### What you should do
Check each line of the material. Copy those containing "this".

= Beginning of Section =

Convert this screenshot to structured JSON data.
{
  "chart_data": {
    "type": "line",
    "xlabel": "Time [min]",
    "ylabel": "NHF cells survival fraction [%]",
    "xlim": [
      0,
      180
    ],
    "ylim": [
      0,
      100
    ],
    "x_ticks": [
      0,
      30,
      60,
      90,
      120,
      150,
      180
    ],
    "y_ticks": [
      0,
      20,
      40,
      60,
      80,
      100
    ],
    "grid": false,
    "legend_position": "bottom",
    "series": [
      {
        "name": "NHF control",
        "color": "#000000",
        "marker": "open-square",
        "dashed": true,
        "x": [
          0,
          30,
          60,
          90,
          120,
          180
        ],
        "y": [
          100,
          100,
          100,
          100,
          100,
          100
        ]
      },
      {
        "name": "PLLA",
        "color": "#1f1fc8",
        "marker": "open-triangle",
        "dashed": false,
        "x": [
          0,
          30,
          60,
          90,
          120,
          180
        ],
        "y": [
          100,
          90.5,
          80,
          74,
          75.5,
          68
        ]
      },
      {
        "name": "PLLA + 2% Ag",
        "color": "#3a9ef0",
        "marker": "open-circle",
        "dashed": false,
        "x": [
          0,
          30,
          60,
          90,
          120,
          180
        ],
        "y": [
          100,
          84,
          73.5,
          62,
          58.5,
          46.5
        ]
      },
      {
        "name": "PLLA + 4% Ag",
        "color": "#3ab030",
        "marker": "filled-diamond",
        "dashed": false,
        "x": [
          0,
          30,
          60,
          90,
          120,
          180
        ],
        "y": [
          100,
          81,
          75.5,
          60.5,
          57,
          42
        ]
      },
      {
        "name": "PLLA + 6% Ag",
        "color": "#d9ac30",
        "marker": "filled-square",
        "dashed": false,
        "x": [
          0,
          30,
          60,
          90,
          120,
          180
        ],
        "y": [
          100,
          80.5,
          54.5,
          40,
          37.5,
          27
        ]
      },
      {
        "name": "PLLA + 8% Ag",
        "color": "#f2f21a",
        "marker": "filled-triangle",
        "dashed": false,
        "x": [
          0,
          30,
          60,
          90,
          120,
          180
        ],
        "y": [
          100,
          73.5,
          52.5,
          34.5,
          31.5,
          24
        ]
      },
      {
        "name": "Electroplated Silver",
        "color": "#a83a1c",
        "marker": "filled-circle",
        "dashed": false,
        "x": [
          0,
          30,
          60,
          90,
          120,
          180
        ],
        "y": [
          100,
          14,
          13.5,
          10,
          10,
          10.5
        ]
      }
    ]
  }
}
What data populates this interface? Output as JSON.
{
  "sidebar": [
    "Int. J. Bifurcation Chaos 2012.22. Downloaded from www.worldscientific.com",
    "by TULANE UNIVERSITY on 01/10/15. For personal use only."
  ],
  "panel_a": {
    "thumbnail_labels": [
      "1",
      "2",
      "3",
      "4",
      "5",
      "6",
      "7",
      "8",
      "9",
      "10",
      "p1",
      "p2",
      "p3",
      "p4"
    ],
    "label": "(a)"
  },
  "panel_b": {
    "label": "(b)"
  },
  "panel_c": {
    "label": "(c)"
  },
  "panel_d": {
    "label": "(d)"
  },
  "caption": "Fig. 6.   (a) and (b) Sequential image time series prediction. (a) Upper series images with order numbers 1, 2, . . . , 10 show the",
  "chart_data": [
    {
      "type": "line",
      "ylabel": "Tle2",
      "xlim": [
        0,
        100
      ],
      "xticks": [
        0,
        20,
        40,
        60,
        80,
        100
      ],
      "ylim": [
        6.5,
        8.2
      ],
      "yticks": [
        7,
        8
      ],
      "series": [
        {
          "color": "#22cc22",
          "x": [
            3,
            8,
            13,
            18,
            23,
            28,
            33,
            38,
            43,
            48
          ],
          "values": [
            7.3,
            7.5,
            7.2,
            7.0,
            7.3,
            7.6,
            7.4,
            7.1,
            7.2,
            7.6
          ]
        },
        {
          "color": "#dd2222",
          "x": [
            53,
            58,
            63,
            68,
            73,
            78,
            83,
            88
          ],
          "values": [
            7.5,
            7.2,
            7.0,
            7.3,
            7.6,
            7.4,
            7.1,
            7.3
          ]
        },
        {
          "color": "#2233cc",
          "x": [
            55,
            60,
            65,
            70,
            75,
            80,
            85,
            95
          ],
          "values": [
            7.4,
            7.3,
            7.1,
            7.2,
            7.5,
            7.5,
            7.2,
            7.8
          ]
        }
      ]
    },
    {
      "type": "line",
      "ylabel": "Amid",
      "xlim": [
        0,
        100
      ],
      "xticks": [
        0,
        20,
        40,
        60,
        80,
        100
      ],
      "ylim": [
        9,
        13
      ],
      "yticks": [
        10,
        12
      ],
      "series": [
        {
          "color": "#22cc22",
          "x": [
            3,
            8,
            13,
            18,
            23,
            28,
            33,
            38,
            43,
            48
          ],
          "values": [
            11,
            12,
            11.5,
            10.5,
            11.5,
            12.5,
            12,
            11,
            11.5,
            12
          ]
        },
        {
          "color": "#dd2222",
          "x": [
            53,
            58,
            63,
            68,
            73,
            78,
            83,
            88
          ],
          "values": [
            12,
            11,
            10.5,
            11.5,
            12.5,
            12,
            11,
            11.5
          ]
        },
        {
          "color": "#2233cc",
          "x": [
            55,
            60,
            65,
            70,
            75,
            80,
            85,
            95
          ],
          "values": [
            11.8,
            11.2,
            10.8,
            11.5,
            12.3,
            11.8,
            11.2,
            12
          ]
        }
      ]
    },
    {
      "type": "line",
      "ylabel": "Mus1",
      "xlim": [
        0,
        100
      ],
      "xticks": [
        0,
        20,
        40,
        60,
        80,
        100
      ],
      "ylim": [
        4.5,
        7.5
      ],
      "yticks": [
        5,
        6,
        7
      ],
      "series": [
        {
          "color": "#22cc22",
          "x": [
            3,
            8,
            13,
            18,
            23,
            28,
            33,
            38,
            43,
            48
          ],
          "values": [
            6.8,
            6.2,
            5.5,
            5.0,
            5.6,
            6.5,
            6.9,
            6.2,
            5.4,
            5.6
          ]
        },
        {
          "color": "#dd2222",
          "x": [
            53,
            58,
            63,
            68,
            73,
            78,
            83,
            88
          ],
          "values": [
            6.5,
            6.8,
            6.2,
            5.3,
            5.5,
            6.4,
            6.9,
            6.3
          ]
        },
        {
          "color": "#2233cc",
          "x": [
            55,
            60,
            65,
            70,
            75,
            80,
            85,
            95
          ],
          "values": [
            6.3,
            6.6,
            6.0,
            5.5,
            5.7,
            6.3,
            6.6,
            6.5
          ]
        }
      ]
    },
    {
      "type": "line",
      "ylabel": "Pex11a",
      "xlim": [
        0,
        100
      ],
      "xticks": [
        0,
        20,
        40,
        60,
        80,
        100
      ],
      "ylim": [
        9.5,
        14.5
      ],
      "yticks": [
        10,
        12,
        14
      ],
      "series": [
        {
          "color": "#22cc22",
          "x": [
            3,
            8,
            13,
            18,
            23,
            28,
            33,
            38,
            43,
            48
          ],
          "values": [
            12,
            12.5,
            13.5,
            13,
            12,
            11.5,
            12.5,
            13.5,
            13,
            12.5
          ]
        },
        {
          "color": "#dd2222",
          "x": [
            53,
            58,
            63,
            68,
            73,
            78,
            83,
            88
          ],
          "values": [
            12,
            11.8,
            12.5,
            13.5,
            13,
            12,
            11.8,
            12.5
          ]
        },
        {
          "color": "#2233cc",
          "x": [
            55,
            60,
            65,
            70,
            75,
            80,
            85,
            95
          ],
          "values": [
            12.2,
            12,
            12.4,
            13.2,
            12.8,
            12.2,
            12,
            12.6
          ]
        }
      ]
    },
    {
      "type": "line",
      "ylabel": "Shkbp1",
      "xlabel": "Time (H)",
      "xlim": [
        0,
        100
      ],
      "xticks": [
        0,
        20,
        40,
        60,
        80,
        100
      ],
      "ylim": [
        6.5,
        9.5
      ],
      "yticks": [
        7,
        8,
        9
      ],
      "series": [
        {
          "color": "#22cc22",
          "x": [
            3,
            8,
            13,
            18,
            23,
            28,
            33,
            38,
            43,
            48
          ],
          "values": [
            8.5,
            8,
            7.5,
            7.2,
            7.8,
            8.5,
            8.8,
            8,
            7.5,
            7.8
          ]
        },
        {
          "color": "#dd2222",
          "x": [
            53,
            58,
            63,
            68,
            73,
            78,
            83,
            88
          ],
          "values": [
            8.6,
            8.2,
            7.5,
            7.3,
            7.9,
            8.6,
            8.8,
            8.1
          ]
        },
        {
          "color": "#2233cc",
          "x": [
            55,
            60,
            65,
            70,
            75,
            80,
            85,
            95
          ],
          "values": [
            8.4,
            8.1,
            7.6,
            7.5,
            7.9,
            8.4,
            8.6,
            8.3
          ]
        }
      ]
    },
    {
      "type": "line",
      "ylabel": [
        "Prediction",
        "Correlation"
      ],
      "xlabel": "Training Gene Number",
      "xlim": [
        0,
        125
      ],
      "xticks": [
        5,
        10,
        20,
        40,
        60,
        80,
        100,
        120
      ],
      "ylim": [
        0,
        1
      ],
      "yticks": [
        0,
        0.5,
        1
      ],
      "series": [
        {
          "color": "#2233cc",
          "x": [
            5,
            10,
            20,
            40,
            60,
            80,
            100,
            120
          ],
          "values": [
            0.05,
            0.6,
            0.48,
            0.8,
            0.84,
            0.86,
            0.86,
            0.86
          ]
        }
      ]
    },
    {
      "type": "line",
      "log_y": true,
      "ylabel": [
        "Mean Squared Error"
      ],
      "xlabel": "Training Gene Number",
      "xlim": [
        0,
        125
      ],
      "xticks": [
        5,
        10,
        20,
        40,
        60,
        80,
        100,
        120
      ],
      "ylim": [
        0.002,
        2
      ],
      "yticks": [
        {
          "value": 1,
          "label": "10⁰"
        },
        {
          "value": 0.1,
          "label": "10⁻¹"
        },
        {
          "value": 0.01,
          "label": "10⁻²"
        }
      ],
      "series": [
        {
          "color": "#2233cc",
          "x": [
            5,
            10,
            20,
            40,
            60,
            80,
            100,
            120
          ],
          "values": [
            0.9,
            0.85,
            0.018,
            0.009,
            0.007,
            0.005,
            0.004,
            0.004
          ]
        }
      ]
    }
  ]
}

= End of Section =

### Reply
Convert this screenshot to structured JSON data.
What data populates this interface? Output as JSON.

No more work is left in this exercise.